ソニーのVLOGCAM第一弾「ZV-1」。「Cyber-shot RX100」シリーズをベースにしたVLOG機だが、市場の人気はミラーレス一眼の「ZV-E10」にあるようだ

 APS-Cセンサーを積んだリコーの「GR III」は根強い人気だが、そういう固定ファンがしっかりついている機種以外は難しいだろう。

 2つめは超望遠のカメラ。具体的にはニコンの「COOLPIX P1000」と「P950」。現在、ニコンがラインアップする唯一のコンパクトデジカメだ。35mm判換算で3000mm相当(COOLPIX P1000の場合)という突き抜けすぎた唯一無二の性能を持つだけに、なんとか生き残ってほしいなとは思ってる。

2000mm相当まで撮れる比類無き超望遠のCOOLPIX P950。後継機は出てないが、他にはない特徴を持っているためラインアップに残っている

 3つめは防塵防滴防水耐寒耐衝撃のタフカメラ。OMDSの「TG-6」とリコーの「WGシリーズ」の2つが現役だ。これらには水中や過酷な環境での撮影という他ではまかなえないニーズがある。

 先日、わたしにコンパクトデジカメが欲しいと相談してきた人は、結局タフモデルの「TG-6」を選んだそうな。スマホとは違う性格の違う使い方ができるいい選択肢だったと思う。

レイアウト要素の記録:

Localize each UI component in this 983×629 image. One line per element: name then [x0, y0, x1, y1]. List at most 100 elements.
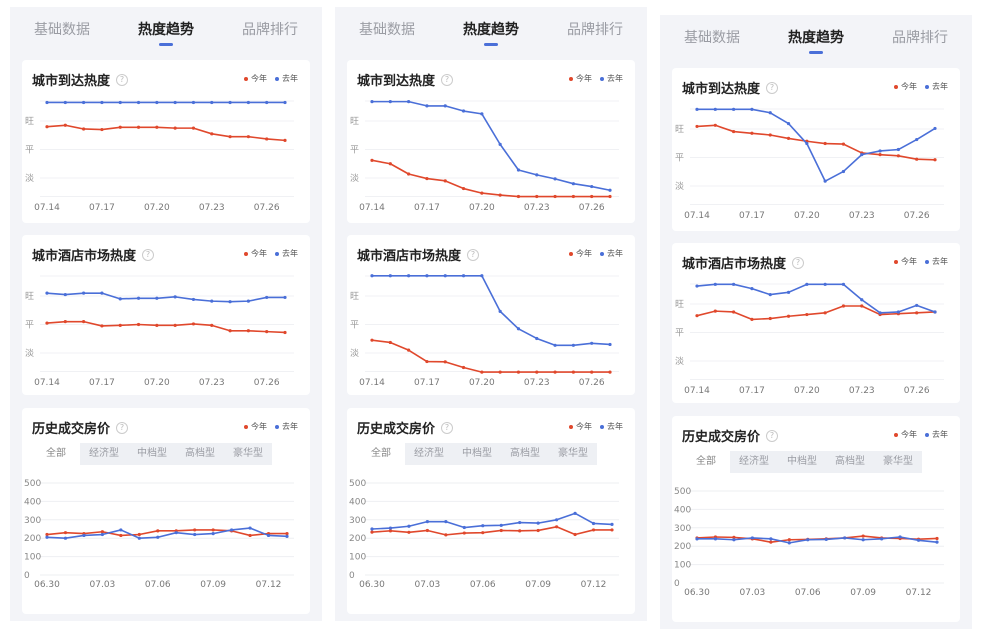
x-tick-label: 07.17	[739, 386, 765, 396]
legend: 今年 去年	[894, 256, 948, 267]
tab-2[interactable]: 品牌排行	[892, 30, 948, 46]
segment-option[interactable]: 高档型	[835, 456, 865, 467]
segment-option[interactable]: 中档型	[137, 448, 167, 459]
segment-option[interactable]: 中档型	[787, 456, 817, 467]
segment-option[interactable]: 经济型	[739, 456, 769, 467]
x-tick-label: 07.20	[144, 378, 170, 388]
segment-option[interactable]: 豪华型	[883, 456, 913, 467]
tab-bar: 基础数据 热度趋势 品牌排行	[660, 27, 972, 54]
legend-item-last_year[interactable]: 去年	[925, 429, 948, 440]
legend-label: 去年	[607, 74, 623, 83]
data-point	[228, 329, 232, 333]
tab-2[interactable]: 品牌排行	[567, 22, 623, 38]
help-icon[interactable]: ?	[441, 73, 454, 86]
data-point	[173, 100, 177, 105]
data-point	[571, 343, 575, 347]
y-level-label: 平	[675, 328, 684, 339]
x-tick-label: 07.14	[359, 378, 385, 388]
data-point	[248, 533, 252, 538]
data-point	[136, 322, 141, 327]
y-level-label: 平	[350, 320, 359, 331]
legend: 今年 去年	[894, 429, 948, 440]
data-point	[768, 111, 772, 115]
segment-option[interactable]: 经济型	[89, 448, 119, 459]
data-point	[228, 300, 232, 304]
legend-item-last_year[interactable]: 去年	[275, 248, 298, 259]
data-point	[388, 162, 392, 166]
legend-item-this_year[interactable]: 今年	[894, 81, 917, 92]
segment-option[interactable]: 中档型	[462, 448, 492, 459]
segment-option[interactable]: 高档型	[510, 448, 540, 459]
help-icon[interactable]: ?	[792, 256, 805, 269]
legend-item-this_year[interactable]: 今年	[244, 248, 267, 259]
legend-item-last_year[interactable]: 去年	[600, 73, 623, 84]
help-icon[interactable]: ?	[766, 81, 779, 94]
tab-1[interactable]: 热度趋势	[463, 19, 519, 46]
help-icon[interactable]: ?	[116, 73, 129, 86]
line-chart: 淡 平 旺 07.14 07.17 07.20 07.23 07.26	[350, 274, 619, 388]
data-point	[786, 314, 791, 318]
x-tick-label: 07.20	[794, 386, 820, 396]
data-point	[935, 540, 939, 544]
legend-item-this_year[interactable]: 今年	[569, 73, 592, 84]
tab-0[interactable]: 基础数据	[34, 22, 90, 38]
tab-2[interactable]: 品牌排行	[242, 22, 298, 38]
data-point	[768, 133, 772, 137]
legend-item-last_year[interactable]: 去年	[275, 421, 298, 432]
series-line-this-year	[46, 320, 286, 334]
segment-option[interactable]: 全部	[357, 443, 405, 465]
legend-label: 今年	[901, 82, 917, 91]
legend-item-this_year[interactable]: 今年	[244, 421, 267, 432]
data-point	[896, 147, 900, 152]
segment-option[interactable]: 高档型	[185, 448, 215, 459]
segment-option[interactable]: 豪华型	[558, 448, 588, 459]
legend-label: 去年	[607, 422, 623, 431]
x-tick-label: 07.23	[524, 203, 550, 213]
data-point	[462, 531, 466, 535]
y-level-label: 平	[25, 320, 34, 331]
help-icon[interactable]: ?	[766, 429, 779, 442]
series-line-last-year	[696, 283, 936, 314]
segment-option[interactable]: 全部	[682, 451, 730, 473]
data-point	[155, 125, 159, 129]
legend-item-last_year[interactable]: 去年	[275, 73, 298, 84]
y-tick-label: 100	[24, 553, 41, 563]
data-point	[407, 348, 411, 352]
legend-item-this_year[interactable]: 今年	[244, 73, 267, 84]
tab-1[interactable]: 热度趋势	[788, 27, 844, 54]
data-point	[695, 537, 699, 541]
data-point	[211, 528, 215, 532]
data-point	[861, 538, 865, 542]
legend-item-this_year[interactable]: 今年	[894, 256, 917, 267]
data-point	[407, 172, 411, 176]
data-point	[915, 311, 919, 315]
data-point	[535, 370, 539, 374]
legend-item-last_year[interactable]: 去年	[600, 248, 623, 259]
data-point	[843, 536, 847, 540]
help-icon[interactable]: ?	[142, 248, 155, 261]
chart-card: 城市酒店市场热度? 今年 去年淡 平 旺 07.14 07.17 07.20 07.23 07.2…	[347, 235, 635, 395]
tab-1[interactable]: 热度趋势	[138, 19, 194, 46]
data-point	[750, 107, 754, 111]
legend-item-last_year[interactable]: 去年	[600, 421, 623, 432]
help-icon[interactable]: ?	[467, 248, 480, 261]
data-point	[571, 370, 575, 374]
legend-item-last_year[interactable]: 去年	[925, 81, 948, 92]
legend-item-last_year[interactable]: 去年	[925, 256, 948, 267]
segment-option[interactable]: 豪华型	[233, 448, 263, 459]
legend-item-this_year[interactable]: 今年	[894, 429, 917, 440]
tab-0[interactable]: 基础数据	[684, 30, 740, 46]
segment-option[interactable]: 全部	[32, 443, 80, 465]
data-point	[535, 173, 539, 177]
legend-item-this_year[interactable]: 今年	[569, 421, 592, 432]
legend-label: 去年	[932, 257, 948, 266]
segment-option[interactable]: 经济型	[414, 448, 444, 459]
tab-0[interactable]: 基础数据	[359, 22, 415, 38]
help-icon[interactable]: ?	[441, 421, 454, 434]
data-point	[136, 125, 141, 129]
y-level-label: 淡	[675, 356, 684, 367]
legend-item-this_year[interactable]: 今年	[569, 248, 592, 259]
data-point	[425, 359, 429, 364]
help-icon[interactable]: ?	[116, 421, 129, 434]
legend-label: 今年	[576, 422, 592, 431]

### 課題の目的
上のコンパクトデジカメに関する本文に出てくるカメラメーカーの名前をすべて挙げてください。

### 演習の結果
ソニー、リコー、ニコン、OMDS